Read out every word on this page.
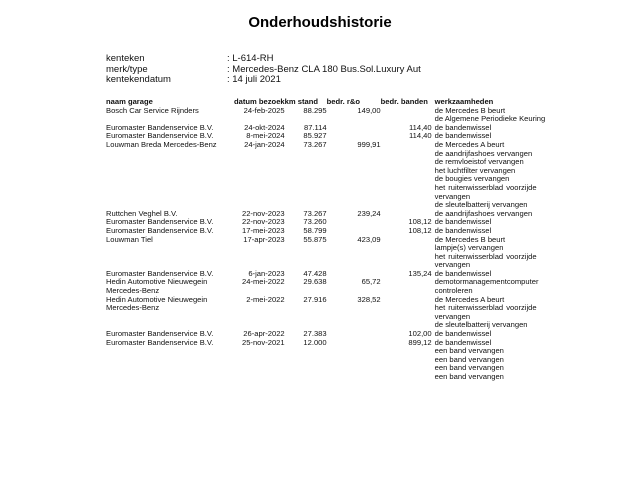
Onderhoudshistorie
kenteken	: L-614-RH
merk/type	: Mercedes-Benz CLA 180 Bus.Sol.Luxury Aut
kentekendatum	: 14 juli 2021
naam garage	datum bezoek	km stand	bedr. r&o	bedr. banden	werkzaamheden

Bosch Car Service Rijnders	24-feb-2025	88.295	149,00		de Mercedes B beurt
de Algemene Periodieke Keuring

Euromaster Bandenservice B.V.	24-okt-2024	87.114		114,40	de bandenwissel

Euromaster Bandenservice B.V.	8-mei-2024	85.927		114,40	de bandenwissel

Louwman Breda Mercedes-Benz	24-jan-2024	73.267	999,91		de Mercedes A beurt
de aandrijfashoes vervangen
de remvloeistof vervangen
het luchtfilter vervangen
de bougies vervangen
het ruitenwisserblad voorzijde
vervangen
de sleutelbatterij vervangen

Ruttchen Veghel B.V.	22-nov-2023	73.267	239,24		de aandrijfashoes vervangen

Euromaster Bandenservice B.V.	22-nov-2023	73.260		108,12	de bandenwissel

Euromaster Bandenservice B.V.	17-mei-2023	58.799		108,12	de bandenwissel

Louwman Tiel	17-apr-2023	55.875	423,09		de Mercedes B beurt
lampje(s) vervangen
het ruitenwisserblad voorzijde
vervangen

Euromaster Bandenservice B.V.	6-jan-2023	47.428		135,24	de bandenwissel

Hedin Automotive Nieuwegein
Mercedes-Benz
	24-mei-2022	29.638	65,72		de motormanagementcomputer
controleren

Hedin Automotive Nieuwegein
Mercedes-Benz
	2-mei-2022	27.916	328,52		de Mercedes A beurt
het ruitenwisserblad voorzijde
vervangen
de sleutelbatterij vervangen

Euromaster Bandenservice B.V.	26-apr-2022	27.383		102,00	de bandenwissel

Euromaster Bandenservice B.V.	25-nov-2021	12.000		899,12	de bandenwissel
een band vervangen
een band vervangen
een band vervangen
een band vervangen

══════════════════════════════

- [TO BE DONE]: Report how many lines in the data include the word "Bandenservice", and give nothing but the count.

- [WRITTEN REPLY]: 7